# [Stated problem]
In the data below, find every line with the string "color" and pull it out.
......
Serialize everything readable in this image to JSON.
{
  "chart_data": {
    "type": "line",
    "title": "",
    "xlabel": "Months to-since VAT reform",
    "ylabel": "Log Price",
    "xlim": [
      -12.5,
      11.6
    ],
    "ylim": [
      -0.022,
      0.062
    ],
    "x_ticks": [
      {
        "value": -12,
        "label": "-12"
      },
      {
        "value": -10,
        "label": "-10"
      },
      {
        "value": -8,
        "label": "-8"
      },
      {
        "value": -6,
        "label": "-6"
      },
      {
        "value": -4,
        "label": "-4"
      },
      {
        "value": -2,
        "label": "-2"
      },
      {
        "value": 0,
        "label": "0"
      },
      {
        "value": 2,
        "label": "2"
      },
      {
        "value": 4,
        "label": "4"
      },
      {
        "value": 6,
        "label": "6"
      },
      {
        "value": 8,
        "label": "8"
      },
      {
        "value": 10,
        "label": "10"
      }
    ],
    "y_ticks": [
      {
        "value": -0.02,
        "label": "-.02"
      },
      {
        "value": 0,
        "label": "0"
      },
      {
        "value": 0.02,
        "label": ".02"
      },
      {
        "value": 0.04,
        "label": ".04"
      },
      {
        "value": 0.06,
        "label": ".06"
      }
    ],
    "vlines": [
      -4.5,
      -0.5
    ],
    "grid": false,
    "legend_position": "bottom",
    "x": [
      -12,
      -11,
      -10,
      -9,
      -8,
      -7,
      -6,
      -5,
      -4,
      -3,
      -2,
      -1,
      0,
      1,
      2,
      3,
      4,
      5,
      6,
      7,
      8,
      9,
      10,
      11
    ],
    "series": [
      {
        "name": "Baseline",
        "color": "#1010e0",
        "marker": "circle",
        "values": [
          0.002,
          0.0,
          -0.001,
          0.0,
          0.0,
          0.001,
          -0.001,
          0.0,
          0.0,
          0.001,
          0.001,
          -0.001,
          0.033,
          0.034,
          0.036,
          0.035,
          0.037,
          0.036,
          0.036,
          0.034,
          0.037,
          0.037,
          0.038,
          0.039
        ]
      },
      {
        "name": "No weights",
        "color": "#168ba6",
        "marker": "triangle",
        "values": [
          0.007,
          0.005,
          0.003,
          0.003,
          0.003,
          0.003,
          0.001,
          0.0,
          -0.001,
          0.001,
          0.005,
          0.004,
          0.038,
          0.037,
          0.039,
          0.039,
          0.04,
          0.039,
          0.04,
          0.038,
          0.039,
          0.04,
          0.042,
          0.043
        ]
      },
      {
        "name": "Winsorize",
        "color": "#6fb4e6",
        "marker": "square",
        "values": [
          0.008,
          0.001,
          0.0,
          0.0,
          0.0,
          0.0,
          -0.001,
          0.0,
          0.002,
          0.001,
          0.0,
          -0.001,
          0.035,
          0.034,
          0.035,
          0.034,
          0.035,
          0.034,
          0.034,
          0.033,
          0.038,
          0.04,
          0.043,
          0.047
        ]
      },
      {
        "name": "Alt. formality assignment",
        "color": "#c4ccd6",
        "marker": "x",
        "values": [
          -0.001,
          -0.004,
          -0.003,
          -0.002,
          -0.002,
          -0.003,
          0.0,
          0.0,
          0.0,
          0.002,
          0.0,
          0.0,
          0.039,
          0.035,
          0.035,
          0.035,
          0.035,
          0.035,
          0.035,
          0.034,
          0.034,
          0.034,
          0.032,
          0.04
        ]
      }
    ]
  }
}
......
# [Solution to this problem]
        "color": "#1010e0",
        "color": "#168ba6",
        "color": "#6fb4e6",
        "color": "#c4ccd6",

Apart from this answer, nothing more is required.